Start of Task data

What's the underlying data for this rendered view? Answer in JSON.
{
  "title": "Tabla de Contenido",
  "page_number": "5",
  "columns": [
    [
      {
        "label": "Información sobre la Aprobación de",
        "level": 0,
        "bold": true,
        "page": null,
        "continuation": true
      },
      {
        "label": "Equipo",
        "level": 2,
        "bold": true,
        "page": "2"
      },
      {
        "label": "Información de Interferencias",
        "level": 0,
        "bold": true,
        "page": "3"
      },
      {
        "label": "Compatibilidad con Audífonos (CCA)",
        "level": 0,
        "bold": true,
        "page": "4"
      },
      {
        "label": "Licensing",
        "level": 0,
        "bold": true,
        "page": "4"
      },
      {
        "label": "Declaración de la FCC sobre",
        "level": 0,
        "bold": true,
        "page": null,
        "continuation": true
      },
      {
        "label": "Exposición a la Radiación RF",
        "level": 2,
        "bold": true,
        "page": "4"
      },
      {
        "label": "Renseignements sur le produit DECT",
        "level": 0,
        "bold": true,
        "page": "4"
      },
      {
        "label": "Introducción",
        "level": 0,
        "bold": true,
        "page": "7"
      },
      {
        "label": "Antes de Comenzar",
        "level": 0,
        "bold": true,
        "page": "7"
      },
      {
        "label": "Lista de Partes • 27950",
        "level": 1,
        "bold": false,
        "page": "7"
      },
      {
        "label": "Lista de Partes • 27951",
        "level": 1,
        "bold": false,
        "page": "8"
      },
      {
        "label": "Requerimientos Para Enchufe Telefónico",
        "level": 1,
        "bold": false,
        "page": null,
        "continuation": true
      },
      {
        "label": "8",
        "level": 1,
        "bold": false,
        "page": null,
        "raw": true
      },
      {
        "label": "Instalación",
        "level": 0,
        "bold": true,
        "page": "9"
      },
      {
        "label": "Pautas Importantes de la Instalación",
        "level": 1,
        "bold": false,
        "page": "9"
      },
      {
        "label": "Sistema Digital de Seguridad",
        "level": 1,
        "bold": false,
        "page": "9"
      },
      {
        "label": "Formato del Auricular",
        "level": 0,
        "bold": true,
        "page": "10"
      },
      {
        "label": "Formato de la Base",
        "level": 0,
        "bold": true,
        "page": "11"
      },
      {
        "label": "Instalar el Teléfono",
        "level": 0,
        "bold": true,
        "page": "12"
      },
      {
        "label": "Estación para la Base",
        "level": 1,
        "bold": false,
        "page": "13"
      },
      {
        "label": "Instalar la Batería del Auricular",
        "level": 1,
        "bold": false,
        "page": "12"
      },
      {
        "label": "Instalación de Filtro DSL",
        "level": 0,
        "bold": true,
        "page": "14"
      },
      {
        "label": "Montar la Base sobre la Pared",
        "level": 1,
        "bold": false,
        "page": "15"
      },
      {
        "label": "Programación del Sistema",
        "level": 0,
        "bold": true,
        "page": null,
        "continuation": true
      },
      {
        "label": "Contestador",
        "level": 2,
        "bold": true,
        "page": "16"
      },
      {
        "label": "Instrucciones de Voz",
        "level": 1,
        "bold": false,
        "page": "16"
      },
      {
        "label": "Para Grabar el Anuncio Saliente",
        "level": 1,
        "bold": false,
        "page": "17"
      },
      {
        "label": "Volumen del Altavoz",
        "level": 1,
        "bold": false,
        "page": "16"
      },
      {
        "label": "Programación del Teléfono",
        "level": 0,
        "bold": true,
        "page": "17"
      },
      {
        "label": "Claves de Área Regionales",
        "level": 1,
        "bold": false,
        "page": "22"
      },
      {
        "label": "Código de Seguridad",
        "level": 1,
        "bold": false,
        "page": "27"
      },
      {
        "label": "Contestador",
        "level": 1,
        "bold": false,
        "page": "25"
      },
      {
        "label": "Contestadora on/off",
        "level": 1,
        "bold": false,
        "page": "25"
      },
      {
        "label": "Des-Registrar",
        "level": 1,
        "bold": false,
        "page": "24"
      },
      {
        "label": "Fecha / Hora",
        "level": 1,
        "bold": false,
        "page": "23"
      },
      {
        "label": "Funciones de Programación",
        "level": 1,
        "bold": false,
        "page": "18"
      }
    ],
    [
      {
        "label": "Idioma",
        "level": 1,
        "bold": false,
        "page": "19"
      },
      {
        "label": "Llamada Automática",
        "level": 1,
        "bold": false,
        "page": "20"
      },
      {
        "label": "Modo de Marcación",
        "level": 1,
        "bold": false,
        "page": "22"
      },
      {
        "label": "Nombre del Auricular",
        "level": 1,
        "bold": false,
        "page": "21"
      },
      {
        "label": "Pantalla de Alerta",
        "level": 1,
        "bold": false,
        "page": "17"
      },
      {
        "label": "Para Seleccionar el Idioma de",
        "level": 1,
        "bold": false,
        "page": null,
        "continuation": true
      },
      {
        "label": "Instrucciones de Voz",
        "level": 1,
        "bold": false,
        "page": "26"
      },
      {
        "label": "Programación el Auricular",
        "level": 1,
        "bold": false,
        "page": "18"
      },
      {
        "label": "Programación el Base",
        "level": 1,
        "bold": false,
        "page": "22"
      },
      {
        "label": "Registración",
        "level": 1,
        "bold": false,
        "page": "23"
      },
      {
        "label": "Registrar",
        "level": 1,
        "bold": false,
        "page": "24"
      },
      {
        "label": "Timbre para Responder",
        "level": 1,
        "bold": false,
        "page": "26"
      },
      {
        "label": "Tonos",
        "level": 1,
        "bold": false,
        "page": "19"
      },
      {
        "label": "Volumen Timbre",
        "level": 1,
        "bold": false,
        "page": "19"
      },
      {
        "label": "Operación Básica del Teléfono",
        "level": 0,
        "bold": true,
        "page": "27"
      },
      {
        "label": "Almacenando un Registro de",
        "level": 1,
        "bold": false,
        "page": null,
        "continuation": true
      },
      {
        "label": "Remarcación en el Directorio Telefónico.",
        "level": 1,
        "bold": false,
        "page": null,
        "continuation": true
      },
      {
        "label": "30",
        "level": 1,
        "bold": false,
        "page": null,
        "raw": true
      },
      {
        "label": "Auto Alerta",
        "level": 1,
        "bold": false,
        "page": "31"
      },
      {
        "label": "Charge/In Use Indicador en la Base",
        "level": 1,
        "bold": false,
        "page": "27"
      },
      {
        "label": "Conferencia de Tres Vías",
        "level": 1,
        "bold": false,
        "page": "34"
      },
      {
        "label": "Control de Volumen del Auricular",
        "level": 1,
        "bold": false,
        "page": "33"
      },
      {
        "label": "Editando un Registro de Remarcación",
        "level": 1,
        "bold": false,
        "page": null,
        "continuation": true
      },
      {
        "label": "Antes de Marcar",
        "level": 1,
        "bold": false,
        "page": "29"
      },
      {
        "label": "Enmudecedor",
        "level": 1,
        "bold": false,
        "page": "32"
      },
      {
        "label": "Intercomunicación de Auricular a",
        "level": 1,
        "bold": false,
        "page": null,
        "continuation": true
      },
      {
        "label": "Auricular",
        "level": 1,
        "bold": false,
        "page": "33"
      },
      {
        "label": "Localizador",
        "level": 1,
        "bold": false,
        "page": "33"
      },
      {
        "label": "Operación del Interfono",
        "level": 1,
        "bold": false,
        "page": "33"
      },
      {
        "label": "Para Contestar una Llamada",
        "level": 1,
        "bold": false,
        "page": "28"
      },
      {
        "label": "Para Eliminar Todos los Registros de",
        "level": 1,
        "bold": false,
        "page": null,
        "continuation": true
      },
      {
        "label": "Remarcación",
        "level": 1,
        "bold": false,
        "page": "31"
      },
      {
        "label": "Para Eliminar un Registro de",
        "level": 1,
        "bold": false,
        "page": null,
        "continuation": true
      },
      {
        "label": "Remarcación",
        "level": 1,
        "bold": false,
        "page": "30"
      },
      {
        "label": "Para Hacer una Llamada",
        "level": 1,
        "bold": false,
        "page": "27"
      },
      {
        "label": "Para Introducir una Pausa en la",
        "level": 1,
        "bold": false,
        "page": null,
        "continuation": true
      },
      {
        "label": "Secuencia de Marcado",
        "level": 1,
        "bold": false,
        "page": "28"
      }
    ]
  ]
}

End of Task data

> **Goal**:
Each line of the data that includes the word "Información" counts once; report the total and nothing more.

> **Result of this exercise**:
2